▸ WHAT TO WORK ON:
Write out the material exactly, without any of its pictures.

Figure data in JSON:
--- Begin ---

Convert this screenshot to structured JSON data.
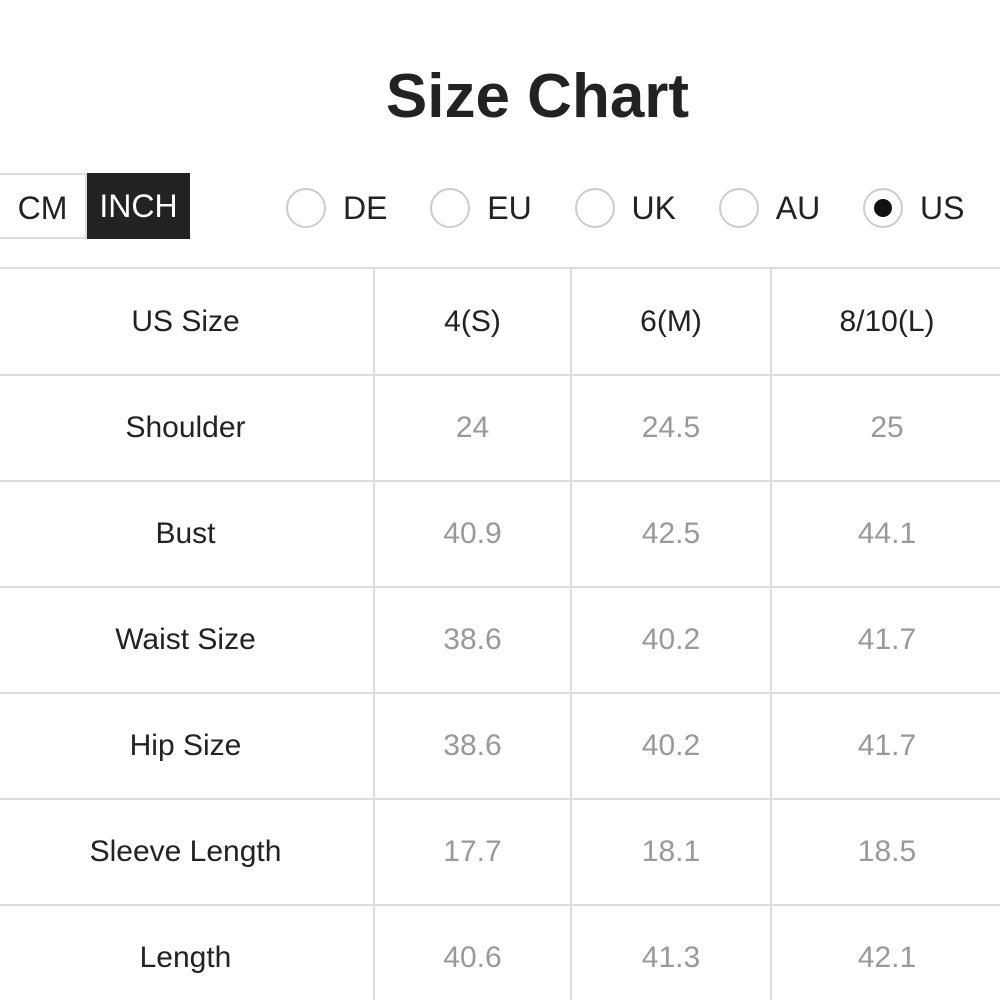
{
  "title": "Size Chart",
  "units": {
    "options": [
      "CM",
      "INCH"
    ],
    "selected": 1
  },
  "regions": {
    "options": [
      "DE",
      "EU",
      "UK",
      "AU",
      "US"
    ],
    "selected": 4
  },
  "table": {
    "header": [
      "US Size",
      "4(S)",
      "6(M)",
      "8/10(L)"
    ],
    "rows": [
      [
        "Shoulder",
        "24",
        "24.5",
        "25"
      ],
      [
        "Bust",
        "40.9",
        "42.5",
        "44.1"
      ],
      [
        "Waist Size",
        "38.6",
        "40.2",
        "41.7"
      ],
      [
        "Hip Size",
        "38.6",
        "40.2",
        "41.7"
      ],
      [
        "Sleeve Length",
        "17.7",
        "18.1",
        "18.5"
      ],
      [
        "Length",
        "40.6",
        "41.3",
        "42.1"
      ]
    ]
  }
}
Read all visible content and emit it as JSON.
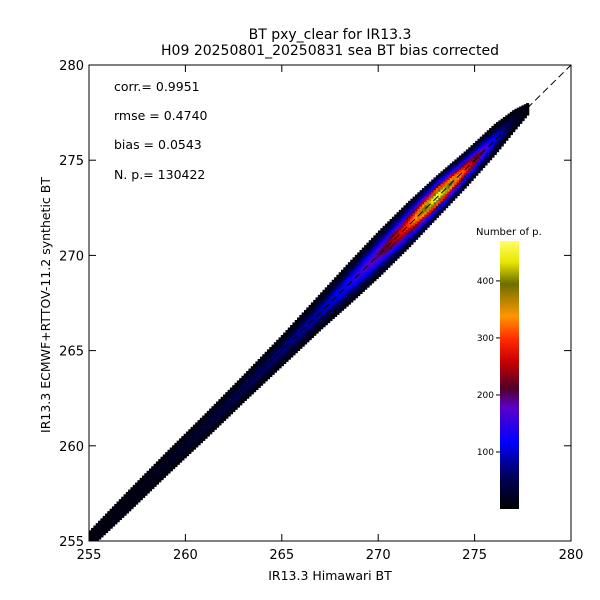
{
  "chart_data": {
    "type": "heatmap",
    "title": "BT pxy_clear for IR13.3",
    "subtitle": "H09 20250801_20250831 sea BT bias corrected",
    "xlabel": "IR13.3 Himawari BT",
    "ylabel": "IR13.3 ECMWF+RTTOV-11.2 synthetic BT",
    "xlim": [
      255,
      280
    ],
    "ylim": [
      255,
      280
    ],
    "x_ticks": [
      "255",
      "260",
      "265",
      "270",
      "275",
      "280"
    ],
    "y_ticks": [
      "255",
      "260",
      "265",
      "270",
      "275",
      "280"
    ],
    "grid": false,
    "one_to_one_line": true,
    "stats": [
      {
        "label": "corr.=",
        "value": "0.9951"
      },
      {
        "label": "rmse =",
        "value": "0.4740"
      },
      {
        "label": "bias =",
        "value": "0.0543"
      },
      {
        "label": "N. p.=",
        "value": "130422"
      }
    ],
    "density_ridge": [
      {
        "x": 255.0,
        "center": 255.1,
        "halfwidth": 0.45,
        "peak": 5
      },
      {
        "x": 257.0,
        "center": 257.1,
        "halfwidth": 0.55,
        "peak": 15
      },
      {
        "x": 259.0,
        "center": 259.1,
        "halfwidth": 0.6,
        "peak": 25
      },
      {
        "x": 261.0,
        "center": 261.05,
        "halfwidth": 0.65,
        "peak": 40
      },
      {
        "x": 263.0,
        "center": 263.05,
        "halfwidth": 0.7,
        "peak": 55
      },
      {
        "x": 265.0,
        "center": 265.05,
        "halfwidth": 0.8,
        "peak": 70
      },
      {
        "x": 267.0,
        "center": 267.1,
        "halfwidth": 0.95,
        "peak": 95
      },
      {
        "x": 268.5,
        "center": 268.6,
        "halfwidth": 1.1,
        "peak": 140
      },
      {
        "x": 270.0,
        "center": 270.1,
        "halfwidth": 1.2,
        "peak": 200
      },
      {
        "x": 271.5,
        "center": 271.6,
        "halfwidth": 1.2,
        "peak": 300
      },
      {
        "x": 273.0,
        "center": 273.1,
        "halfwidth": 1.1,
        "peak": 470
      },
      {
        "x": 274.5,
        "center": 274.55,
        "halfwidth": 0.95,
        "peak": 300
      },
      {
        "x": 276.0,
        "center": 276.1,
        "halfwidth": 0.8,
        "peak": 120
      },
      {
        "x": 277.0,
        "center": 277.1,
        "halfwidth": 0.55,
        "peak": 40
      },
      {
        "x": 277.7,
        "center": 277.7,
        "halfwidth": 0.3,
        "peak": 8
      }
    ],
    "colorbar": {
      "title": "Number of p.",
      "ticks": [
        "100",
        "200",
        "300",
        "400"
      ],
      "range": [
        0,
        470
      ]
    }
  }
}
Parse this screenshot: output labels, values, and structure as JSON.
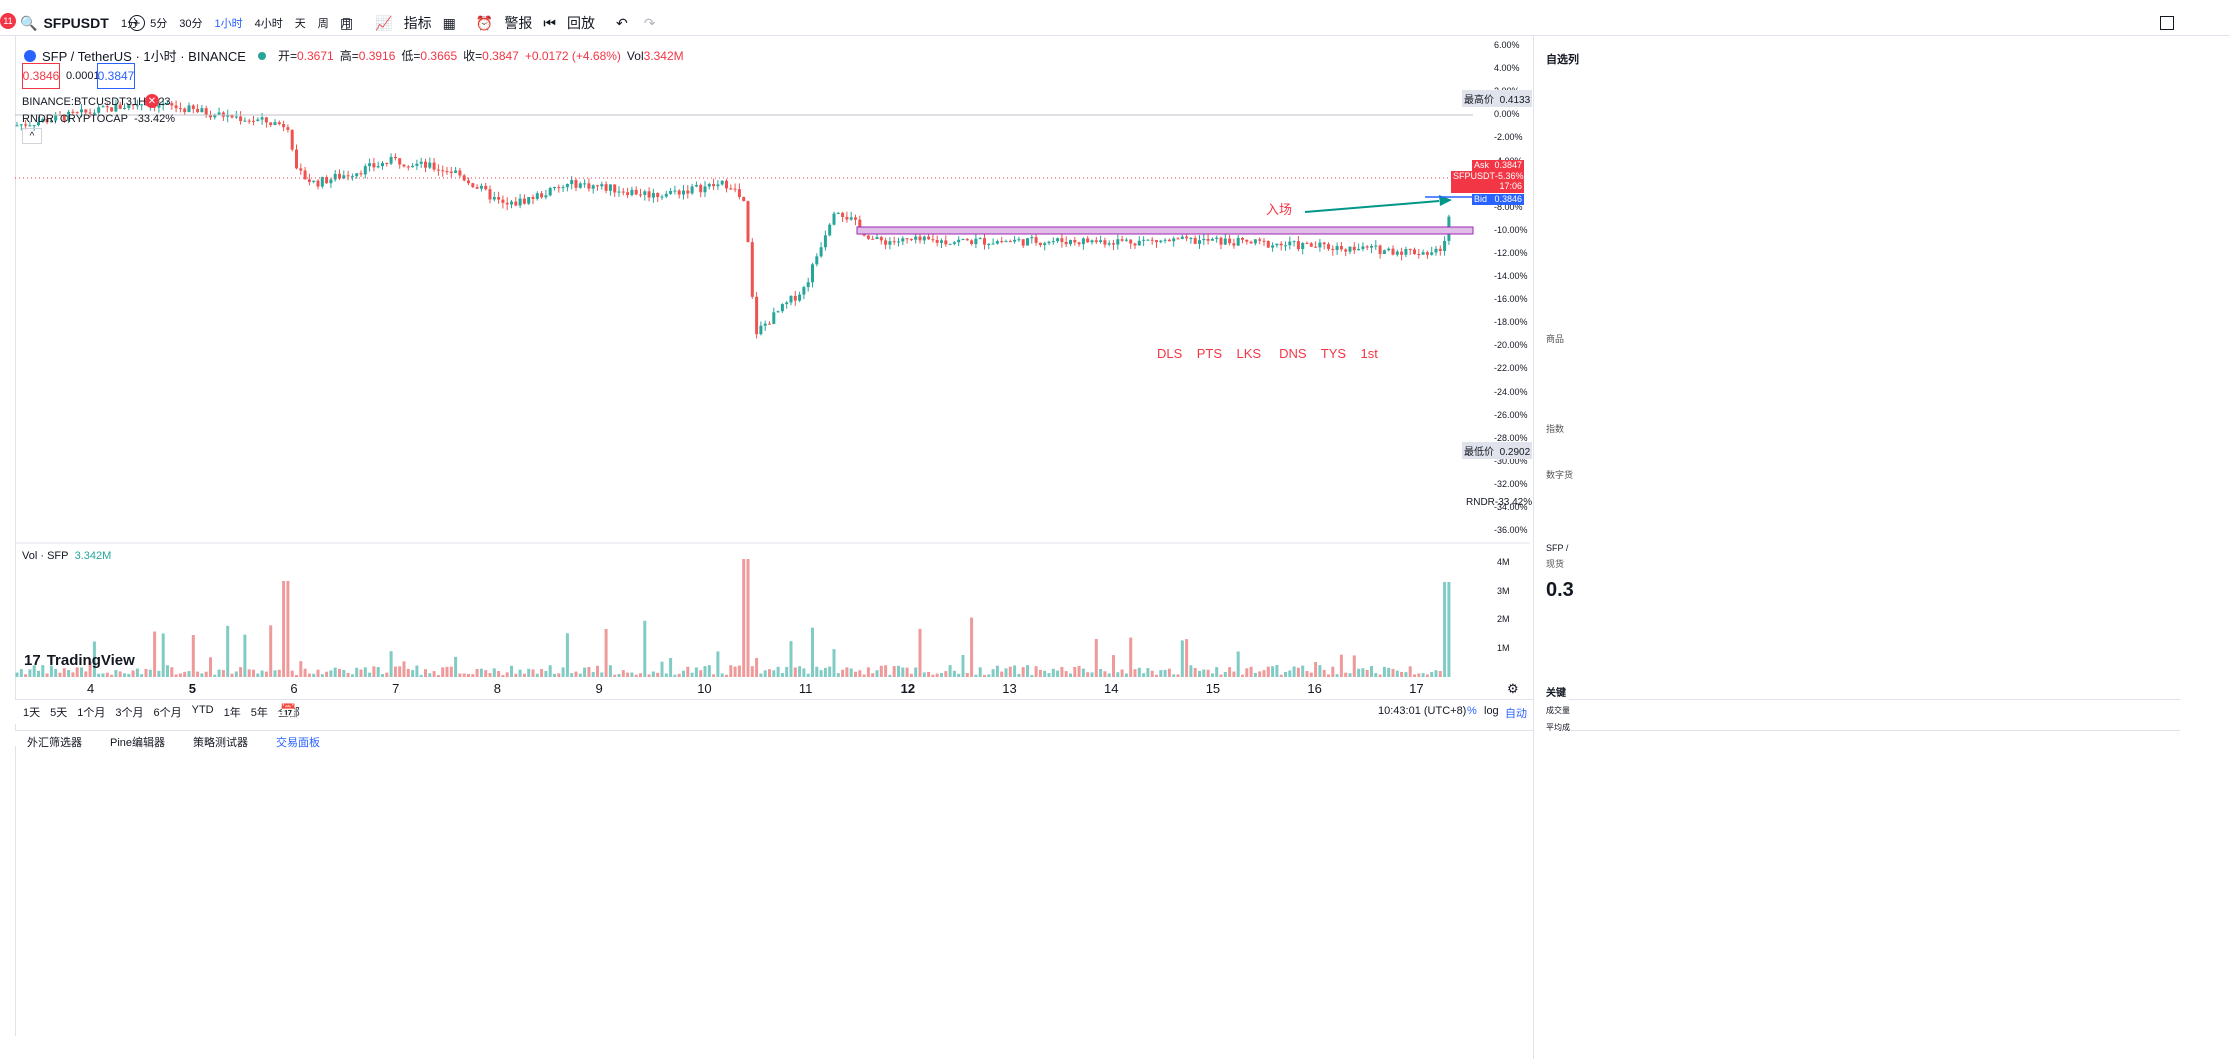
{
  "toolbar": {
    "badge_count": "11",
    "symbol": "SFPUSDT",
    "intervals": [
      "1分",
      "5分",
      "30分",
      "1小时",
      "4小时",
      "天",
      "周",
      "月"
    ],
    "active_interval": "1小时",
    "indicators": "指标",
    "alerts": "警报",
    "replay": "回放"
  },
  "legend": {
    "title": "SFP / TetherUS · 1小时 · BINANCE",
    "open_label": "开=",
    "open": "0.3671",
    "high_label": "高=",
    "high": "0.3916",
    "low_label": "低=",
    "low": "0.3665",
    "close_label": "收=",
    "close": "0.3847",
    "change": "+0.0172 (+4.68%)",
    "vol_label": "Vol",
    "vol": "3.342M",
    "bid_box": "0.3846",
    "spread": "0.0001",
    "ask_box": "0.3847",
    "compare1": "BINANCE:BTCUSDT31H2023",
    "compare2": "RNDR, CRYPTOCAP",
    "compare2_value": "-33.42%"
  },
  "price_axis": {
    "ticks": [
      "6.00%",
      "4.00%",
      "2.00%",
      "0.00%",
      "-2.00%",
      "-4.00%",
      "-6.00%",
      "-8.00%",
      "-10.00%",
      "-12.00%",
      "-14.00%",
      "-16.00%",
      "-18.00%",
      "-20.00%",
      "-22.00%",
      "-24.00%",
      "-26.00%",
      "-28.00%",
      "-30.00%",
      "-32.00%",
      "-34.00%",
      "-36.00%"
    ],
    "high_label": "最高价",
    "high_value": "0.4133",
    "low_label": "最低价",
    "low_value": "0.2902",
    "ask_label": "Ask",
    "ask_value": "0.3847",
    "sym_label": "SFPUSDT",
    "sym_change": "-5.36%",
    "countdown": "17:06",
    "bid_label": "Bid",
    "bid_value": "0.3846",
    "rndr_label": "RNDR",
    "rndr_value": "-33.42%"
  },
  "volume": {
    "title": "Vol · SFP",
    "value": "3.342M",
    "ticks": [
      "4M",
      "3M",
      "2M",
      "1M"
    ]
  },
  "annotations": {
    "entry": "入场",
    "sessions": "DLS    PTS    LKS     DNS    TYS    1st"
  },
  "date_axis": [
    "4",
    "5",
    "6",
    "7",
    "8",
    "9",
    "10",
    "11",
    "12",
    "13",
    "14",
    "15",
    "16",
    "17"
  ],
  "branding": "TradingView",
  "bottom": {
    "ranges": [
      "1天",
      "5天",
      "1个月",
      "3个月",
      "6个月",
      "YTD",
      "1年",
      "5年",
      "全部"
    ],
    "time": "10:43:01 (UTC+8)",
    "percent": "%",
    "log": "log",
    "auto": "自动"
  },
  "bottom_tabs": [
    "外汇筛选器",
    "Pine编辑器",
    "策略测试器",
    "交易面板"
  ],
  "right_panel": {
    "watchlist": "自选列",
    "products": "商品",
    "index": "指数",
    "crypto": "数字货",
    "symbol_short": "SFP /",
    "spot": "现货",
    "price_partial": "0.3",
    "key": "关键",
    "volume_label": "成交量",
    "avg_label": "平均成"
  },
  "colors": {
    "up": "#26a69a",
    "down": "#ef5350",
    "accent": "#2962ff",
    "zone": "#e1bee7"
  }
}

--- End ---

▸ REPLY:
Convert this screenshot to structured JSON data.
{
  "title": "Size Chart",
  "units": {
    "options": [
      "CM",
      "INCH"
    ],
    "selected": 1
  },
  "regions": {
    "options": [
      "DE",
      "EU",
      "UK",
      "AU",
      "US"
    ],
    "selected": 4
  },
  "table": {
    "header": [
      "US Size",
      "4(S)",
      "6(M)",
      "8/10(L)"
    ],
    "rows": [
      [
        "Shoulder",
        "24",
        "24.5",
        "25"
      ],
      [
        "Bust",
        "40.9",
        "42.5",
        "44.1"
      ],
      [
        "Waist Size",
        "38.6",
        "40.2",
        "41.7"
      ],
      [
        "Hip Size",
        "38.6",
        "40.2",
        "41.7"
      ],
      [
        "Sleeve Length",
        "17.7",
        "18.1",
        "18.5"
      ],
      [
        "Length",
        "40.6",
        "41.3",
        "42.1"
      ]
    ]
  }
}
Read all visible content and emit it as JSON.
{
  "chart_data": {
    "type": "heatmap",
    "title": "BT pxy_clear for IR13.3",
    "subtitle": "H09 20250801_20250831 sea BT bias corrected",
    "xlabel": "IR13.3 Himawari BT",
    "ylabel": "IR13.3 ECMWF+RTTOV-11.2 synthetic BT",
    "xlim": [
      255,
      280
    ],
    "ylim": [
      255,
      280
    ],
    "x_ticks": [
      "255",
      "260",
      "265",
      "270",
      "275",
      "280"
    ],
    "y_ticks": [
      "255",
      "260",
      "265",
      "270",
      "275",
      "280"
    ],
    "grid": false,
    "one_to_one_line": true,
    "stats": [
      {
        "label": "corr.=",
        "value": "0.9951"
      },
      {
        "label": "rmse =",
        "value": "0.4740"
      },
      {
        "label": "bias =",
        "value": "0.0543"
      },
      {
        "label": "N. p.=",
        "value": "130422"
      }
    ],
    "density_ridge": [
      {
        "x": 255.0,
        "center": 255.1,
        "halfwidth": 0.45,
        "peak": 5
      },
      {
        "x": 257.0,
        "center": 257.1,
        "halfwidth": 0.55,
        "peak": 15
      },
      {
        "x": 259.0,
        "center": 259.1,
        "halfwidth": 0.6,
        "peak": 25
      },
      {
        "x": 261.0,
        "center": 261.05,
        "halfwidth": 0.65,
        "peak": 40
      },
      {
        "x": 263.0,
        "center": 263.05,
        "halfwidth": 0.7,
        "peak": 55
      },
      {
        "x": 265.0,
        "center": 265.05,
        "halfwidth": 0.8,
        "peak": 70
      },
      {
        "x": 267.0,
        "center": 267.1,
        "halfwidth": 0.95,
        "peak": 95
      },
      {
        "x": 268.5,
        "center": 268.6,
        "halfwidth": 1.1,
        "peak": 140
      },
      {
        "x": 270.0,
        "center": 270.1,
        "halfwidth": 1.2,
        "peak": 200
      },
      {
        "x": 271.5,
        "center": 271.6,
        "halfwidth": 1.2,
        "peak": 300
      },
      {
        "x": 273.0,
        "center": 273.1,
        "halfwidth": 1.1,
        "peak": 470
      },
      {
        "x": 274.5,
        "center": 274.55,
        "halfwidth": 0.95,
        "peak": 300
      },
      {
        "x": 276.0,
        "center": 276.1,
        "halfwidth": 0.8,
        "peak": 120
      },
      {
        "x": 277.0,
        "center": 277.1,
        "halfwidth": 0.55,
        "peak": 40
      },
      {
        "x": 277.7,
        "center": 277.7,
        "halfwidth": 0.3,
        "peak": 8
      }
    ],
    "colorbar": {
      "title": "Number of p.",
      "ticks": [
        "100",
        "200",
        "300",
        "400"
      ],
      "range": [
        0,
        470
      ]
    }
  }
}
Parse this screenshot: output labels, values, and structure as JSON.
{
  "toolbar": {
    "badge_count": "11",
    "symbol": "SFPUSDT",
    "intervals": [
      "1分",
      "5分",
      "30分",
      "1小时",
      "4小时",
      "天",
      "周",
      "月"
    ],
    "active_interval": "1小时",
    "indicators": "指标",
    "alerts": "警报",
    "replay": "回放"
  },
  "legend": {
    "title": "SFP / TetherUS · 1小时 · BINANCE",
    "open_label": "开=",
    "open": "0.3671",
    "high_label": "高=",
    "high": "0.3916",
    "low_label": "低=",
    "low": "0.3665",
    "close_label": "收=",
    "close": "0.3847",
    "change": "+0.0172 (+4.68%)",
    "vol_label": "Vol",
    "vol": "3.342M",
    "bid_box": "0.3846",
    "spread": "0.0001",
    "ask_box": "0.3847",
    "compare1": "BINANCE:BTCUSDT31H2023",
    "compare2": "RNDR, CRYPTOCAP",
    "compare2_value": "-33.42%"
  },
  "price_axis": {
    "ticks": [
      "6.00%",
      "4.00%",
      "2.00%",
      "0.00%",
      "-2.00%",
      "-4.00%",
      "-6.00%",
      "-8.00%",
      "-10.00%",
      "-12.00%",
      "-14.00%",
      "-16.00%",
      "-18.00%",
      "-20.00%",
      "-22.00%",
      "-24.00%",
      "-26.00%",
      "-28.00%",
      "-30.00%",
      "-32.00%",
      "-34.00%",
      "-36.00%"
    ],
    "high_label": "最高价",
    "high_value": "0.4133",
    "low_label": "最低价",
    "low_value": "0.2902",
    "ask_label": "Ask",
    "ask_value": "0.3847",
    "sym_label": "SFPUSDT",
    "sym_change": "-5.36%",
    "countdown": "17:06",
    "bid_label": "Bid",
    "bid_value": "0.3846",
    "rndr_label": "RNDR",
    "rndr_value": "-33.42%"
  },
  "volume": {
    "title": "Vol · SFP",
    "value": "3.342M",
    "ticks": [
      "4M",
      "3M",
      "2M",
      "1M"
    ]
  },
  "annotations": {
    "entry": "入场",
    "sessions": "DLS    PTS    LKS     DNS    TYS    1st"
  },
  "date_axis": [
    "4",
    "5",
    "6",
    "7",
    "8",
    "9",
    "10",
    "11",
    "12",
    "13",
    "14",
    "15",
    "16",
    "17"
  ],
  "branding": "TradingView",
  "bottom": {
    "ranges": [
      "1天",
      "5天",
      "1个月",
      "3个月",
      "6个月",
      "YTD",
      "1年",
      "5年",
      "全部"
    ],
    "time": "10:43:01 (UTC+8)",
    "percent": "%",
    "log": "log",
    "auto": "自动"
  },
  "bottom_tabs": [
    "外汇筛选器",
    "Pine编辑器",
    "策略测试器",
    "交易面板"
  ],
  "right_panel": {
    "watchlist": "自选列",
    "products": "商品",
    "index": "指数",
    "crypto": "数字货",
    "symbol_short": "SFP /",
    "spot": "现货",
    "price_partial": "0.3",
    "key": "关键",
    "volume_label": "成交量",
    "avg_label": "平均成"
  },
  "colors": {
    "up": "#26a69a",
    "down": "#ef5350",
    "accent": "#2962ff",
    "zone": "#e1bee7"
  }
}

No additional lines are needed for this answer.